◆ Records provided:

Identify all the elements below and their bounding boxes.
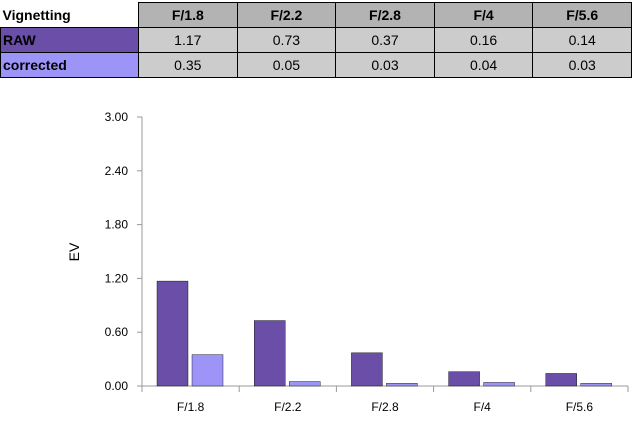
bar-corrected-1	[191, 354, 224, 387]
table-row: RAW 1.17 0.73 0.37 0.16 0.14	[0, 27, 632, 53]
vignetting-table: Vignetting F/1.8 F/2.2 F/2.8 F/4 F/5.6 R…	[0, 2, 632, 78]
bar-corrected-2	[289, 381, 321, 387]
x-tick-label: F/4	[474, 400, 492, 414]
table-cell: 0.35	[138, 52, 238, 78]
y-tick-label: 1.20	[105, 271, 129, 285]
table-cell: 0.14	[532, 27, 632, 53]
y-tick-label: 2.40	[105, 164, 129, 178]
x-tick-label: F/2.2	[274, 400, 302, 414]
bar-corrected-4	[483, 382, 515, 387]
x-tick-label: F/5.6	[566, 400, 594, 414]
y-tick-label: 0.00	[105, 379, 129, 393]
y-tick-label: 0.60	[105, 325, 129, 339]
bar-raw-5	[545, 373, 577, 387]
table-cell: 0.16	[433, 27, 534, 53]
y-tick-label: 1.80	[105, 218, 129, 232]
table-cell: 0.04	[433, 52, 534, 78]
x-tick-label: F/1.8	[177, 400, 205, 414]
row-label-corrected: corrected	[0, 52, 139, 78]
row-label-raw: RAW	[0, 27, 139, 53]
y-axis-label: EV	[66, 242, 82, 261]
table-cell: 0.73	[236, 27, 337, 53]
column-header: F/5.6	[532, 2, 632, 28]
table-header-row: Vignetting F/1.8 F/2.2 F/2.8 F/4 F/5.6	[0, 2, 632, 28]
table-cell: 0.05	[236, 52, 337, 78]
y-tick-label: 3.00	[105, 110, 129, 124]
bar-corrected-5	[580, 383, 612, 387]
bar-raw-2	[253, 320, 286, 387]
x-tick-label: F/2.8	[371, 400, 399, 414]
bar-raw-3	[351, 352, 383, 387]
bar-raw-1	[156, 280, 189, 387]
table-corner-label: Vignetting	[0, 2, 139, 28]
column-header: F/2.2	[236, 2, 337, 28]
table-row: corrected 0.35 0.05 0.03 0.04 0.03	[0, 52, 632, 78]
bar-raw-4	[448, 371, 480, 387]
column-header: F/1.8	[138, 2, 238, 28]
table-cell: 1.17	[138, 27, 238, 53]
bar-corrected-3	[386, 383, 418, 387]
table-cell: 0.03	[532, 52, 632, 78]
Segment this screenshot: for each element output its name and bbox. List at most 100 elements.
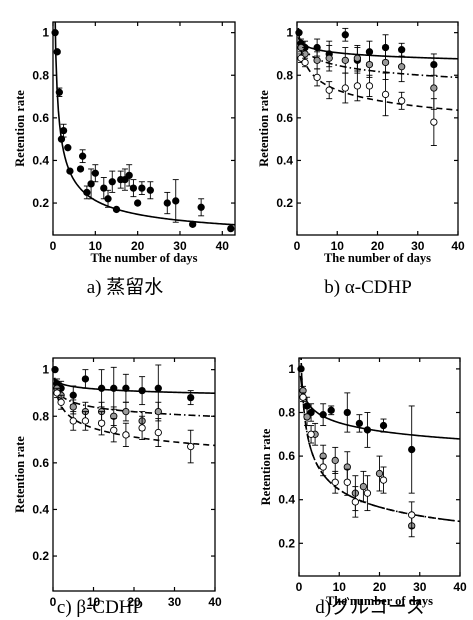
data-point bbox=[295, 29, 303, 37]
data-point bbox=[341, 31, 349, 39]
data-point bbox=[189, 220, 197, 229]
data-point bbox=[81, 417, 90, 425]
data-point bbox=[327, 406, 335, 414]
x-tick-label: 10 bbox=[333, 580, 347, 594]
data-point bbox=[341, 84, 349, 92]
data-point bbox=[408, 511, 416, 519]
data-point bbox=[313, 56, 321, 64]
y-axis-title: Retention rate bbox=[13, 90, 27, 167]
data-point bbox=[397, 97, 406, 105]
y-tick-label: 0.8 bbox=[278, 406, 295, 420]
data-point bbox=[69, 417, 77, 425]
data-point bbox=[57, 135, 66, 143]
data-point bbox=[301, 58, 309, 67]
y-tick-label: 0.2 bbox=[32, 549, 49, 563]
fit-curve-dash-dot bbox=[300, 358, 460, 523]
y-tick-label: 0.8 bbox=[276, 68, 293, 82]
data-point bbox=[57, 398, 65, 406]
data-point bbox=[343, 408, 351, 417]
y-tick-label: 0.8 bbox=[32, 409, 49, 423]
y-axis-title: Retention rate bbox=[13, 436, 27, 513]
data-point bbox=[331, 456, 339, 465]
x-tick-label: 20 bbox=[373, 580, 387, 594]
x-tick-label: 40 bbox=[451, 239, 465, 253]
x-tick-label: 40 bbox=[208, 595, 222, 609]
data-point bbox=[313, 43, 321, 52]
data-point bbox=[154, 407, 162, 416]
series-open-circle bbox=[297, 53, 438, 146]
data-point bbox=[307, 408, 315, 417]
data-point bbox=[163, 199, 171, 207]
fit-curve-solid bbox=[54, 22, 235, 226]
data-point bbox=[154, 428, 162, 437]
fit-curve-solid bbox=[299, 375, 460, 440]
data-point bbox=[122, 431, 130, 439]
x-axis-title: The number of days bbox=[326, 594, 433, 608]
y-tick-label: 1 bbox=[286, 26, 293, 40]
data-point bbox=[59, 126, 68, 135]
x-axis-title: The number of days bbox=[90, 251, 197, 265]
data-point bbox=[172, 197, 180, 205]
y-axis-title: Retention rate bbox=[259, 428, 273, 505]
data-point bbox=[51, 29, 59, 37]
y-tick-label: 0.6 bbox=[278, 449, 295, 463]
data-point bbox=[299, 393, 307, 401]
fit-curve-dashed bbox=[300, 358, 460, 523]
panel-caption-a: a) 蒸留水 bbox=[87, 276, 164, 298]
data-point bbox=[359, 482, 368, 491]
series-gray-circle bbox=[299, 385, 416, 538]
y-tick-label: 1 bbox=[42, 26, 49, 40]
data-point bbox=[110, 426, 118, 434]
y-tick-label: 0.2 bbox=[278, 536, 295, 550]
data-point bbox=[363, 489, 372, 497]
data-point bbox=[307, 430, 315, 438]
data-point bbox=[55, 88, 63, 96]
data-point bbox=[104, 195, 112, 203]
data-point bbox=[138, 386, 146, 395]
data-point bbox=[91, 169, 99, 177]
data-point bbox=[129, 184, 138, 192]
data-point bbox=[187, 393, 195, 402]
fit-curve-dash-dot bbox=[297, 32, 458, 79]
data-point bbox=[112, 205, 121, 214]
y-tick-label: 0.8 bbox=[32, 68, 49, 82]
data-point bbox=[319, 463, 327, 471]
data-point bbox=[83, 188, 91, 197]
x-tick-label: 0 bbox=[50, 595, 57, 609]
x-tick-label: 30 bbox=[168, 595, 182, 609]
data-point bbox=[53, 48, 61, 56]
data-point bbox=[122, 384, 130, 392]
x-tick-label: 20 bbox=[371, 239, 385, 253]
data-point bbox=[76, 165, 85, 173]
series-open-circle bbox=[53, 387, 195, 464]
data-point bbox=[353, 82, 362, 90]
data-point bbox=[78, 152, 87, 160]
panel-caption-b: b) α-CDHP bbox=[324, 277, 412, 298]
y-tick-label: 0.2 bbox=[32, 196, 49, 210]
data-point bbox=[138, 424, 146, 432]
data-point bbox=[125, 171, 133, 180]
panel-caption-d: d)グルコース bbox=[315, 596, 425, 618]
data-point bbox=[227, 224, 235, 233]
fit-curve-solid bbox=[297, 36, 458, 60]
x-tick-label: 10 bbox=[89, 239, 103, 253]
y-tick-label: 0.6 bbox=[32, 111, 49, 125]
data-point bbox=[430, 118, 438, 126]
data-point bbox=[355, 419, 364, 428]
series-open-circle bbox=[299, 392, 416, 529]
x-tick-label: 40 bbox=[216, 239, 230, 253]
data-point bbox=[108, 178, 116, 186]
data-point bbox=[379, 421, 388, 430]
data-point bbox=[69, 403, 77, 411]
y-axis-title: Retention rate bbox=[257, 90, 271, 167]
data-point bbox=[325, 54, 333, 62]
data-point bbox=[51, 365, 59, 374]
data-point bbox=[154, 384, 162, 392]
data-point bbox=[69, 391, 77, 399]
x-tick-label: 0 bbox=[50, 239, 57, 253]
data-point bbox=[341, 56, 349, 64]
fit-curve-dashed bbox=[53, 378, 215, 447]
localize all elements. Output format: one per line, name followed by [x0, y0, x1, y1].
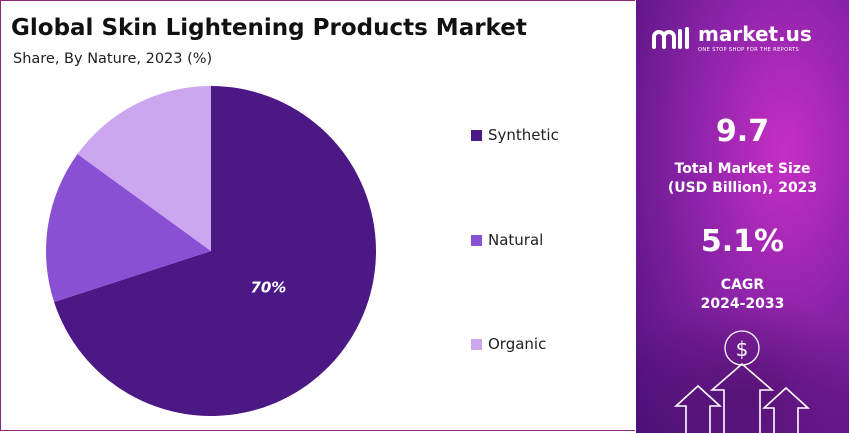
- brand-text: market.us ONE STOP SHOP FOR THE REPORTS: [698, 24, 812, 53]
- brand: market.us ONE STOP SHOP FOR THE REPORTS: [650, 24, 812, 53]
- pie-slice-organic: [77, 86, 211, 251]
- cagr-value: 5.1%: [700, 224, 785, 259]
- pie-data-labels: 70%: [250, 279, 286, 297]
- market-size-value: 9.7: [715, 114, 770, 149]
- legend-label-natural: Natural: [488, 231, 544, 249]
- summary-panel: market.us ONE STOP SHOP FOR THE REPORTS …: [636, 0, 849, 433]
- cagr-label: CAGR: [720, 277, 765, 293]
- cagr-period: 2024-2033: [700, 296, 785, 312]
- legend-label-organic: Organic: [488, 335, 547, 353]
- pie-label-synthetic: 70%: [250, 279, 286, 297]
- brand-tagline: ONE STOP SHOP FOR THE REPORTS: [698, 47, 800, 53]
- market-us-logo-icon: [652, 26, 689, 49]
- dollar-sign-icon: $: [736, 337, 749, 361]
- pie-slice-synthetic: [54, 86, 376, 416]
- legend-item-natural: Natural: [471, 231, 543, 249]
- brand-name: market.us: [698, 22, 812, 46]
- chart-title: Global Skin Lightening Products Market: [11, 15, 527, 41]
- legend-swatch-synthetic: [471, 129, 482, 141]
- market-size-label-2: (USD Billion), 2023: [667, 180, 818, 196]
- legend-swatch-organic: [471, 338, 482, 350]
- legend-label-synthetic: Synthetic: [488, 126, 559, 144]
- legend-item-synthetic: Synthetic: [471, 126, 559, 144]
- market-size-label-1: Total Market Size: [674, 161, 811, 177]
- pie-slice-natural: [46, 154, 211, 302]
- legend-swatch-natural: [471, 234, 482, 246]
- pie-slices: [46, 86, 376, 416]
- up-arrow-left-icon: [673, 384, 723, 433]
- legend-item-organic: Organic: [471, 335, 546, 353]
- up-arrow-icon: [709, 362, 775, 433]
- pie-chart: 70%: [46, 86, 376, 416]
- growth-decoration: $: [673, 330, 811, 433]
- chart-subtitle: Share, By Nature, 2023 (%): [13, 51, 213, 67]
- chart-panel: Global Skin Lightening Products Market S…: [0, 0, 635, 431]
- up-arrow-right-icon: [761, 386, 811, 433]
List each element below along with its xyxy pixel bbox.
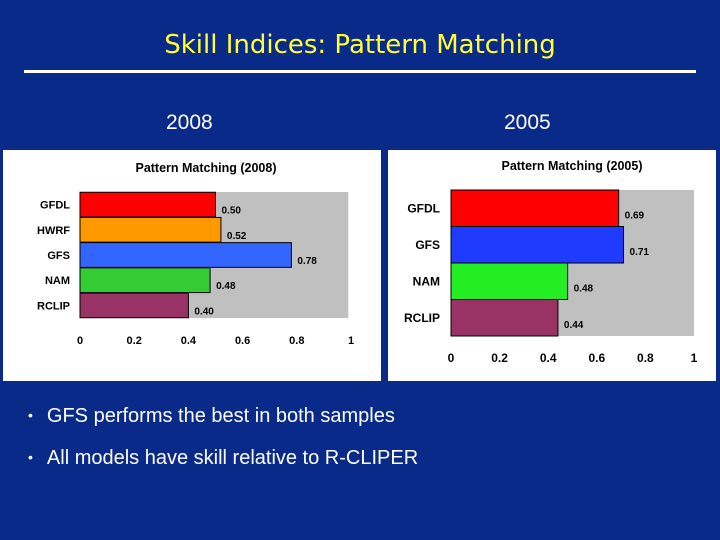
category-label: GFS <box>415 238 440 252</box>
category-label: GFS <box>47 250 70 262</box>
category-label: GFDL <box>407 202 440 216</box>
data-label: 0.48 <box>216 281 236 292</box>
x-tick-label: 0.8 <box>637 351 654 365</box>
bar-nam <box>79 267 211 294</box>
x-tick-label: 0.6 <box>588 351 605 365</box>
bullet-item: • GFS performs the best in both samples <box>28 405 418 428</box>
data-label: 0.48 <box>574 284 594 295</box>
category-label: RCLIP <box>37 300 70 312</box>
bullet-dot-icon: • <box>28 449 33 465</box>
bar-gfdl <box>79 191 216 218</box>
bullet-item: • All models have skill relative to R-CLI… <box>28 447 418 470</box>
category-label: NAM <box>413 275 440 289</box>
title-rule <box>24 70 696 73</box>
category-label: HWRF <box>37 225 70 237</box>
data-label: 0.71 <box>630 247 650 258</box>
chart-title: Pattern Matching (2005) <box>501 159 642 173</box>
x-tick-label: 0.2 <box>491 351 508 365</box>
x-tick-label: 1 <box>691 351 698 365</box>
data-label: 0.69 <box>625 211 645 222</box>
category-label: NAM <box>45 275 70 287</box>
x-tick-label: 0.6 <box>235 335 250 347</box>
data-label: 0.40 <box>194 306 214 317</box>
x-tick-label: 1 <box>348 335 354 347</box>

◆ What you have to do: Arrange the lines of the material above as a numbered list, starting at the line that contains "354, 224, 387]" and ending at the line that contains "371, 480, 387]", with both included and any blank lines omitted.

◆ Reply to the task:
1. bar-corrected-1	[191, 354, 224, 387]
2. table-row: RAW 1.17 0.73 0.37 0.16 0.14	[0, 27, 632, 53]
3. vignetting-table: Vignetting F/1.8 F/2.2 F/2.8 F/4 F/5.6 R…	[0, 2, 632, 78]
4. bar-corrected-2	[289, 381, 321, 387]
5. x-tick-label: F/4	[474, 400, 492, 414]
6. table-cell: 0.35	[138, 52, 238, 78]
7. y-tick-label: 1.20	[105, 271, 129, 285]
8. table-cell: 0.14	[532, 27, 632, 53]
9. y-tick-label: 2.40	[105, 164, 129, 178]
10. x-tick-label: F/2.2	[274, 400, 302, 414]
11. bar-corrected-4	[483, 382, 515, 387]
12. x-tick-label: F/5.6	[566, 400, 594, 414]
13. y-tick-label: 0.00	[105, 379, 129, 393]
14. y-tick-label: 0.60	[105, 325, 129, 339]
15. bar-raw-5	[545, 373, 577, 387]
16. table-cell: 0.16	[433, 27, 534, 53]
17. y-tick-label: 1.80	[105, 218, 129, 232]
18. table-cell: 0.04	[433, 52, 534, 78]
19. x-tick-label: F/1.8	[177, 400, 205, 414]
20. row-label-corrected: corrected	[0, 52, 139, 78]
21. row-label-raw: RAW	[0, 27, 139, 53]
22. y-axis-label: EV	[66, 242, 82, 261]
23. table-cell: 0.73	[236, 27, 337, 53]
24. column-header: F/5.6	[532, 2, 632, 28]
25. table-header-row: Vignetting F/1.8 F/2.2 F/2.8 F/4 F/5.6	[0, 2, 632, 28]
26. table-cell: 0.05	[236, 52, 337, 78]
27. y-tick-label: 3.00	[105, 110, 129, 124]
28. bar-corrected-5	[580, 383, 612, 387]
29. bar-raw-2	[253, 320, 286, 387]
30. x-tick-label: F/2.8	[371, 400, 399, 414]
31. bar-raw-3	[351, 352, 383, 387]
32. bar-raw-1	[156, 280, 189, 387]
33. table-corner-label: Vignetting	[0, 2, 139, 28]
34. column-header: F/2.2	[236, 2, 337, 28]
35. table-row: corrected 0.35 0.05 0.03 0.04 0.03	[0, 52, 632, 78]
36. bar-raw-4	[448, 371, 480, 387]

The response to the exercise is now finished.